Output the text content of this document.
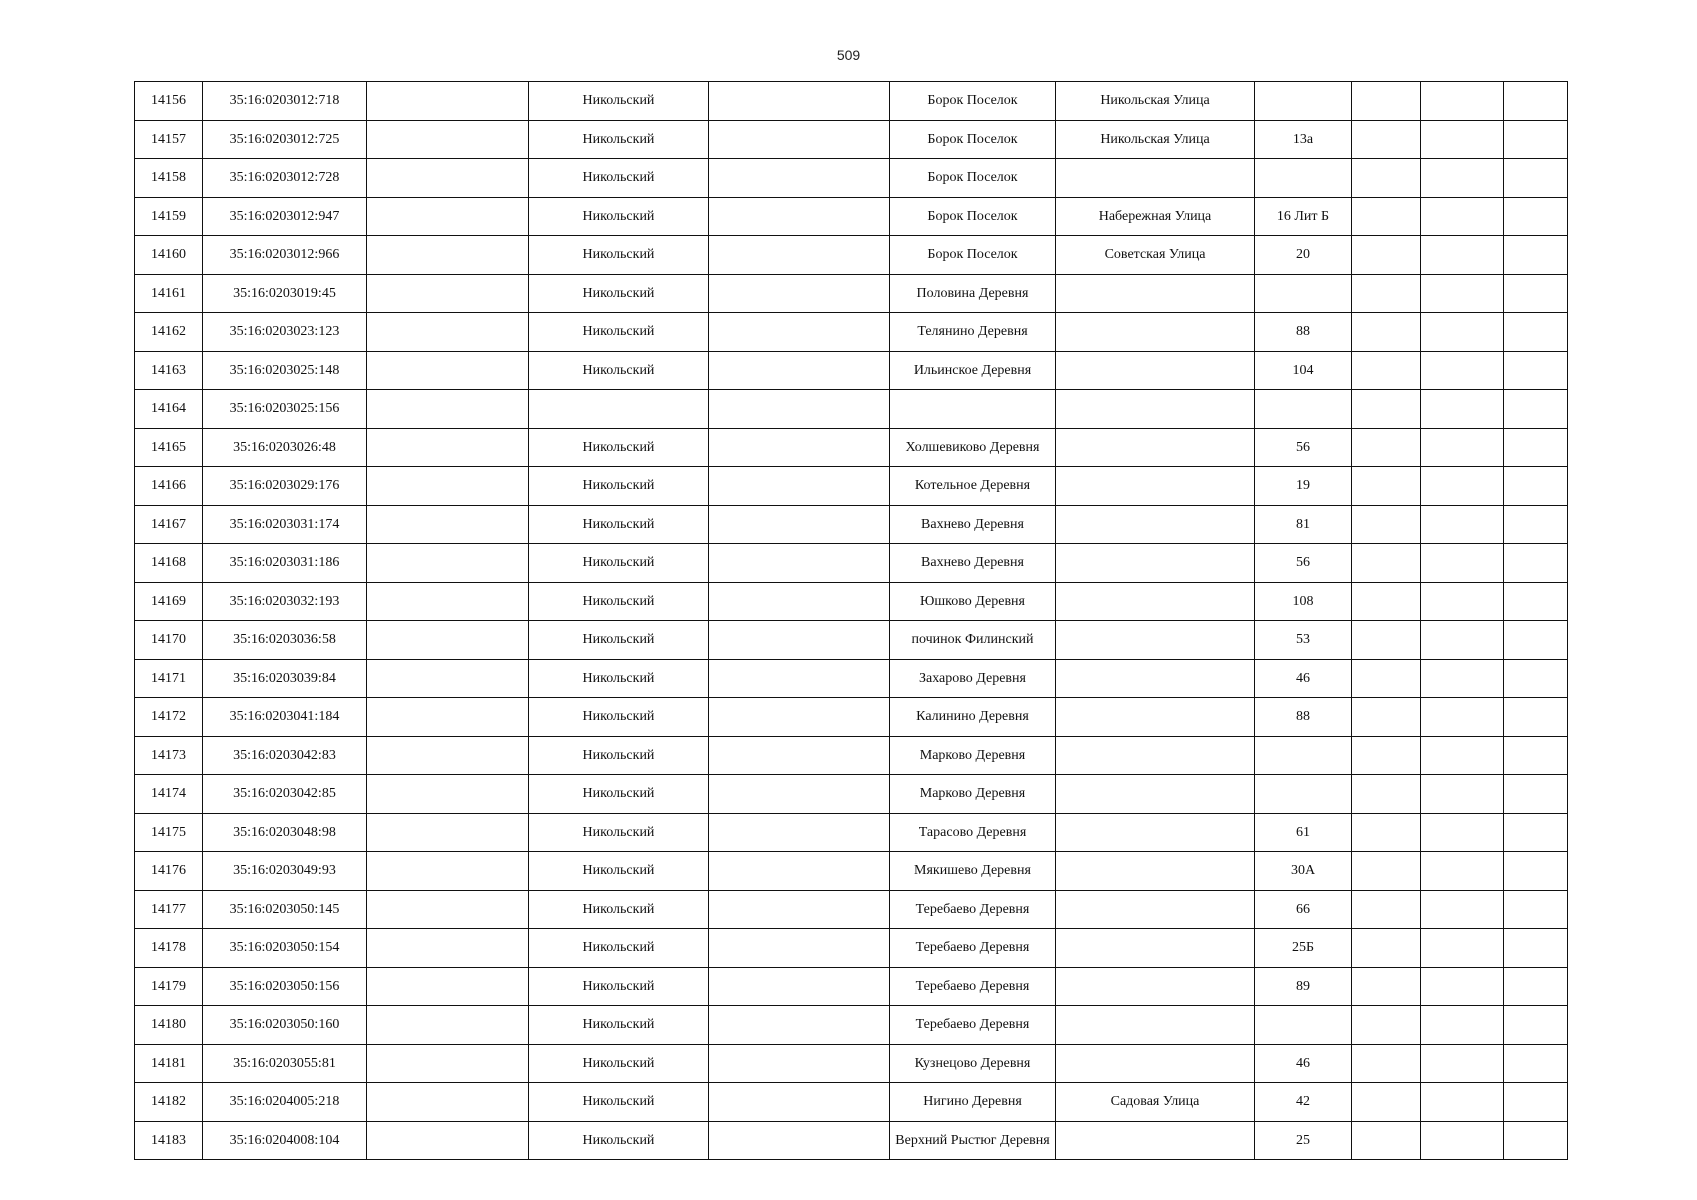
509
14156	35:16:0203012:718		Никольский		Борок Поселок	Никольская Улица				
14157	35:16:0203012:725		Никольский		Борок Поселок	Никольская Улица	13а			
14158	35:16:0203012:728		Никольский		Борок Поселок					
14159	35:16:0203012:947		Никольский		Борок Поселок	Набережная Улица	16 Лит Б			
14160	35:16:0203012:966		Никольский		Борок Поселок	Советская Улица	20			
14161	35:16:0203019:45		Никольский		Половина Деревня					
14162	35:16:0203023:123		Никольский		Телянино Деревня		88			
14163	35:16:0203025:148		Никольский		Ильинское Деревня		104			
14164	35:16:0203025:156									
14165	35:16:0203026:48		Никольский		Холшевиково Деревня		56			
14166	35:16:0203029:176		Никольский		Котельное Деревня		19			
14167	35:16:0203031:174		Никольский		Вахнево Деревня		81			
14168	35:16:0203031:186		Никольский		Вахнево Деревня		56			
14169	35:16:0203032:193		Никольский		Юшково Деревня		108			
14170	35:16:0203036:58		Никольский		починок Филинский		53			
14171	35:16:0203039:84		Никольский		Захарово Деревня		46			
14172	35:16:0203041:184		Никольский		Калинино Деревня		88			
14173	35:16:0203042:83		Никольский		Марково Деревня					
14174	35:16:0203042:85		Никольский		Марково Деревня					
14175	35:16:0203048:98		Никольский		Тарасово Деревня		61			
14176	35:16:0203049:93		Никольский		Мякишево Деревня		30А			
14177	35:16:0203050:145		Никольский		Теребаево Деревня		66			
14178	35:16:0203050:154		Никольский		Теребаево Деревня		25Б			
14179	35:16:0203050:156		Никольский		Теребаево Деревня		89			
14180	35:16:0203050:160		Никольский		Теребаево Деревня					
14181	35:16:0203055:81		Никольский		Кузнецово Деревня		46			
14182	35:16:0204005:218		Никольский		Нигино Деревня	Садовая Улица	42			
14183	35:16:0204008:104		Никольский		Верхний Рыстюг Деревня		25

Exercise goal:
Each entry gets copied exactly; the pictures stay out.

Finished answer:
Output the text content of this document.
509
14156	35:16:0203012:718		Никольский		Борок Поселок	Никольская Улица				
14157	35:16:0203012:725		Никольский		Борок Поселок	Никольская Улица	13а			
14158	35:16:0203012:728		Никольский		Борок Поселок					
14159	35:16:0203012:947		Никольский		Борок Поселок	Набережная Улица	16 Лит Б			
14160	35:16:0203012:966		Никольский		Борок Поселок	Советская Улица	20			
14161	35:16:0203019:45		Никольский		Половина Деревня					
14162	35:16:0203023:123		Никольский		Телянино Деревня		88			
14163	35:16:0203025:148		Никольский		Ильинское Деревня		104			
14164	35:16:0203025:156									
14165	35:16:0203026:48		Никольский		Холшевиково Деревня		56			
14166	35:16:0203029:176		Никольский		Котельное Деревня		19			
14167	35:16:0203031:174		Никольский		Вахнево Деревня		81			
14168	35:16:0203031:186		Никольский		Вахнево Деревня		56			
14169	35:16:0203032:193		Никольский		Юшково Деревня		108			
14170	35:16:0203036:58		Никольский		починок Филинский		53			
14171	35:16:0203039:84		Никольский		Захарово Деревня		46			
14172	35:16:0203041:184		Никольский		Калинино Деревня		88			
14173	35:16:0203042:83		Никольский		Марково Деревня					
14174	35:16:0203042:85		Никольский		Марково Деревня					
14175	35:16:0203048:98		Никольский		Тарасово Деревня		61			
14176	35:16:0203049:93		Никольский		Мякишево Деревня		30А			
14177	35:16:0203050:145		Никольский		Теребаево Деревня		66			
14178	35:16:0203050:154		Никольский		Теребаево Деревня		25Б			
14179	35:16:0203050:156		Никольский		Теребаево Деревня		89			
14180	35:16:0203050:160		Никольский		Теребаево Деревня					
14181	35:16:0203055:81		Никольский		Кузнецово Деревня		46			
14182	35:16:0204005:218		Никольский		Нигино Деревня	Садовая Улица	42			
14183	35:16:0204008:104		Никольский		Верхний Рыстюг Деревня		25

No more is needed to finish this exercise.